■ **Extracted information**
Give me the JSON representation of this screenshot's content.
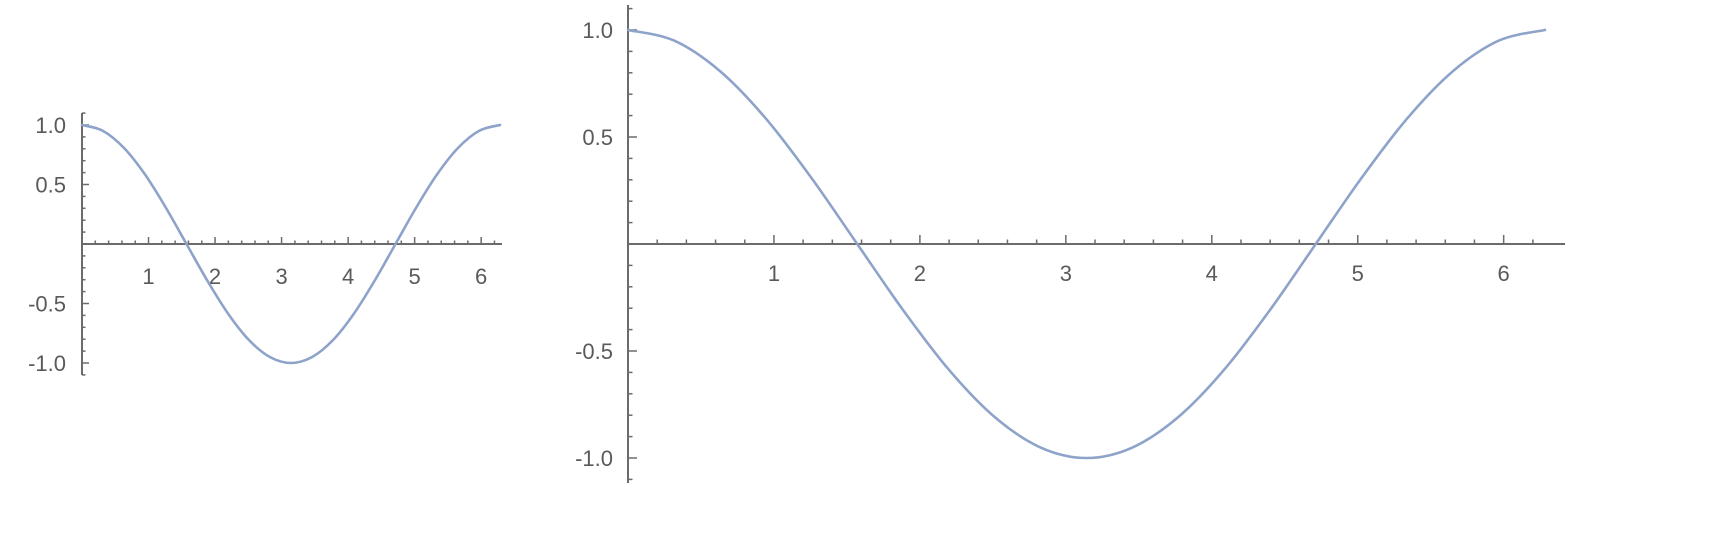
{
  "chart_data": [
    {
      "type": "line",
      "title": "",
      "xlabel": "",
      "ylabel": "",
      "xlim": [
        0,
        6.2832
      ],
      "ylim": [
        -1.0,
        1.0
      ],
      "grid": false,
      "x_ticks": [
        1,
        2,
        3,
        4,
        5,
        6
      ],
      "x_tick_labels": [
        "1",
        "2",
        "3",
        "4",
        "5",
        "6"
      ],
      "y_ticks": [
        -1.0,
        -0.5,
        0.5,
        1.0
      ],
      "y_tick_labels": [
        "-1.0",
        "-0.5",
        "0.5",
        "1.0"
      ],
      "series": [
        {
          "color": "#8ea3c9",
          "x": [
            0,
            0.3142,
            0.6283,
            0.9425,
            1.2566,
            1.5708,
            1.885,
            2.1991,
            2.5133,
            2.8274,
            3.1416,
            3.4558,
            3.7699,
            4.0841,
            4.3982,
            4.7124,
            5.0265,
            5.3407,
            5.6549,
            5.969,
            6.2832
          ],
          "values": [
            1.0,
            0.951,
            0.809,
            0.588,
            0.309,
            0.0,
            -0.309,
            -0.588,
            -0.809,
            -0.951,
            -1.0,
            -0.951,
            -0.809,
            -0.588,
            -0.309,
            0.0,
            0.309,
            0.588,
            0.809,
            0.951,
            1.0
          ]
        }
      ]
    },
    {
      "type": "line",
      "title": "",
      "xlabel": "",
      "ylabel": "",
      "xlim": [
        0,
        6.2832
      ],
      "ylim": [
        -1.0,
        1.0
      ],
      "grid": false,
      "x_ticks": [
        1,
        2,
        3,
        4,
        5,
        6
      ],
      "x_tick_labels": [
        "1",
        "2",
        "3",
        "4",
        "5",
        "6"
      ],
      "y_ticks": [
        -1.0,
        -0.5,
        0.5,
        1.0
      ],
      "y_tick_labels": [
        "-1.0",
        "-0.5",
        "0.5",
        "1.0"
      ],
      "series": [
        {
          "color": "#8ea3c9",
          "x": [
            0,
            0.3142,
            0.6283,
            0.9425,
            1.2566,
            1.5708,
            1.885,
            2.1991,
            2.5133,
            2.8274,
            3.1416,
            3.4558,
            3.7699,
            4.0841,
            4.3982,
            4.7124,
            5.0265,
            5.3407,
            5.6549,
            5.969,
            6.2832
          ],
          "values": [
            1.0,
            0.951,
            0.809,
            0.588,
            0.309,
            0.0,
            -0.309,
            -0.588,
            -0.809,
            -0.951,
            -1.0,
            -0.951,
            -0.809,
            -0.588,
            -0.309,
            0.0,
            0.309,
            0.588,
            0.809,
            0.951,
            1.0
          ]
        }
      ]
    }
  ]
}
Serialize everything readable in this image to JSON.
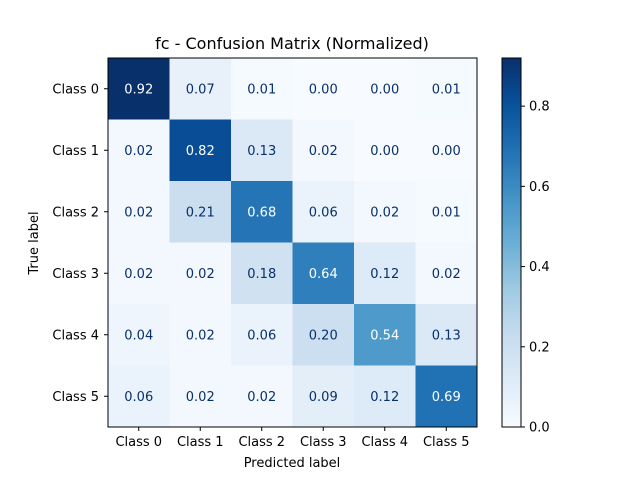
{
  "chart_data": {
    "type": "heatmap",
    "title": "fc - Confusion Matrix (Normalized)",
    "xlabel": "Predicted label",
    "ylabel": "True label",
    "x_categories": [
      "Class 0",
      "Class 1",
      "Class 2",
      "Class 3",
      "Class 4",
      "Class 5"
    ],
    "y_categories": [
      "Class 0",
      "Class 1",
      "Class 2",
      "Class 3",
      "Class 4",
      "Class 5"
    ],
    "values": [
      [
        0.92,
        0.07,
        0.01,
        0.0,
        0.0,
        0.01
      ],
      [
        0.02,
        0.82,
        0.13,
        0.02,
        0.0,
        0.0
      ],
      [
        0.02,
        0.21,
        0.68,
        0.06,
        0.02,
        0.01
      ],
      [
        0.02,
        0.02,
        0.18,
        0.64,
        0.12,
        0.02
      ],
      [
        0.04,
        0.02,
        0.06,
        0.2,
        0.54,
        0.13
      ],
      [
        0.06,
        0.02,
        0.02,
        0.09,
        0.12,
        0.69
      ]
    ],
    "colorbar": {
      "range": [
        0.0,
        0.92
      ],
      "ticks": [
        0.0,
        0.2,
        0.4,
        0.6,
        0.8
      ],
      "tick_labels": [
        "0.0",
        "0.2",
        "0.4",
        "0.6",
        "0.8"
      ],
      "colormap": "Blues"
    },
    "colormap_stops": [
      "#f7fbff",
      "#deebf7",
      "#c6dbef",
      "#9ecae1",
      "#6baed6",
      "#4292c6",
      "#2171b5",
      "#08519c",
      "#08306b"
    ]
  }
}
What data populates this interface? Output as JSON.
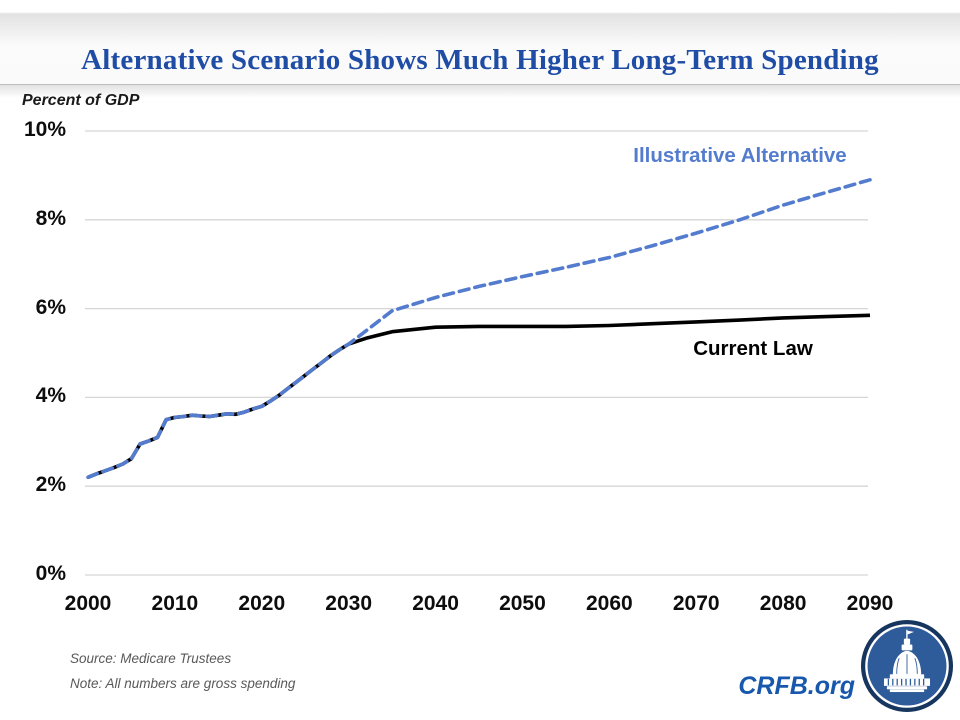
{
  "slide": {
    "title": "Alternative Scenario Shows Much Higher Long-Term Spending"
  },
  "chart": {
    "axis_title": "Percent of GDP"
  },
  "chart_data": {
    "type": "line",
    "title": "Alternative Scenario Shows Much Higher Long-Term Spending",
    "ylabel": "Percent of GDP",
    "xlabel": "",
    "ylim": [
      0,
      10
    ],
    "xlim": [
      2000,
      2090
    ],
    "yticks": [
      0,
      2,
      4,
      6,
      8,
      10
    ],
    "ytick_labels": [
      "0%",
      "2%",
      "4%",
      "6%",
      "8%",
      "10%"
    ],
    "xticks": [
      2000,
      2010,
      2020,
      2030,
      2040,
      2050,
      2060,
      2070,
      2080,
      2090
    ],
    "grid": true,
    "legend_position": "inline-annotations",
    "x": [
      2000,
      2001,
      2002,
      2003,
      2004,
      2005,
      2006,
      2007,
      2008,
      2009,
      2010,
      2011,
      2012,
      2013,
      2014,
      2015,
      2016,
      2017,
      2018,
      2019,
      2020,
      2021,
      2022,
      2023,
      2024,
      2025,
      2026,
      2027,
      2028,
      2029,
      2030,
      2032,
      2035,
      2040,
      2045,
      2050,
      2055,
      2060,
      2065,
      2070,
      2075,
      2080,
      2085,
      2090
    ],
    "series": [
      {
        "name": "Illustrative Alternative",
        "style": "dashed",
        "color": "#547CCE",
        "values": [
          2.2,
          2.28,
          2.35,
          2.42,
          2.5,
          2.62,
          2.95,
          3.02,
          3.1,
          3.5,
          3.55,
          3.57,
          3.6,
          3.58,
          3.57,
          3.6,
          3.63,
          3.62,
          3.67,
          3.74,
          3.8,
          3.92,
          4.05,
          4.2,
          4.35,
          4.5,
          4.65,
          4.8,
          4.95,
          5.08,
          5.2,
          5.5,
          5.95,
          6.25,
          6.5,
          6.72,
          6.93,
          7.15,
          7.42,
          7.7,
          8.0,
          8.33,
          8.62,
          8.9
        ]
      },
      {
        "name": "Current Law",
        "style": "solid",
        "color": "#000000",
        "values": [
          2.2,
          2.28,
          2.35,
          2.42,
          2.5,
          2.62,
          2.95,
          3.02,
          3.1,
          3.5,
          3.55,
          3.57,
          3.6,
          3.58,
          3.57,
          3.6,
          3.63,
          3.62,
          3.67,
          3.74,
          3.8,
          3.92,
          4.05,
          4.2,
          4.35,
          4.5,
          4.65,
          4.8,
          4.95,
          5.08,
          5.2,
          5.33,
          5.48,
          5.58,
          5.6,
          5.6,
          5.6,
          5.62,
          5.66,
          5.7,
          5.74,
          5.79,
          5.82,
          5.85
        ]
      }
    ]
  },
  "footer": {
    "source": "Source: Medicare Trustees",
    "note": "Note: All numbers are gross spending",
    "brand": "CRFB.org"
  },
  "icons": {
    "logo": "capitol-dome-icon"
  },
  "colors": {
    "title": "#1F4CA5",
    "grid": "#D6D6D6",
    "line_blue": "#547CCE",
    "brand": "#1758AC",
    "note_text": "#595959",
    "logo_ring": "#16365F",
    "logo_disc": "#2E5B9A"
  }
}
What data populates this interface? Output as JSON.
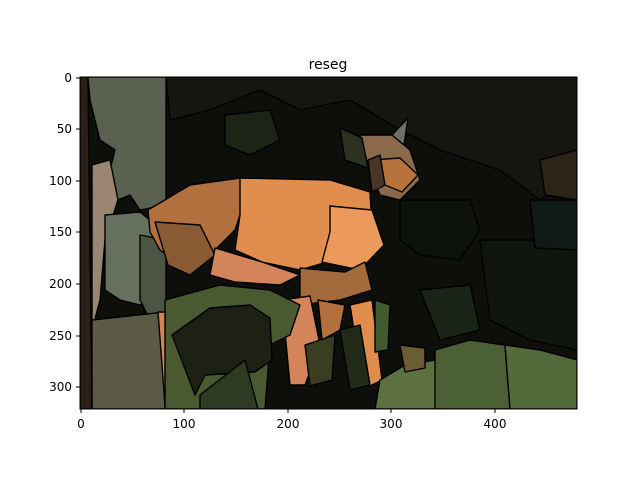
{
  "figure": {
    "title": "reseg",
    "x_ticks": [
      "0",
      "100",
      "200",
      "300",
      "400"
    ],
    "y_ticks": [
      "0",
      "50",
      "100",
      "150",
      "200",
      "250",
      "300"
    ],
    "colors": {
      "background": "#0e0f0b",
      "deer_light": "#e08d4e",
      "deer_bright": "#ec9a5c",
      "deer_mid": "#b2703e",
      "deer_dark": "#8a5a33",
      "tree_trunk_a": "#5b6150",
      "tree_trunk_b": "#9a8570",
      "tree_trunk_c": "#66705e",
      "foliage_a": "#4a5a30",
      "foliage_b": "#5d7040",
      "foliage_c": "#2e3a22"
    }
  }
}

■ **Request**
Where a line holds "JSON", copy it out.

■ **Answer to the task**
Give me the JSON representation of this screenshot's content.
Serialize everything readable in this image to JSON.
What data populates this interface? Output as JSON.
What data populates this interface? Output as JSON.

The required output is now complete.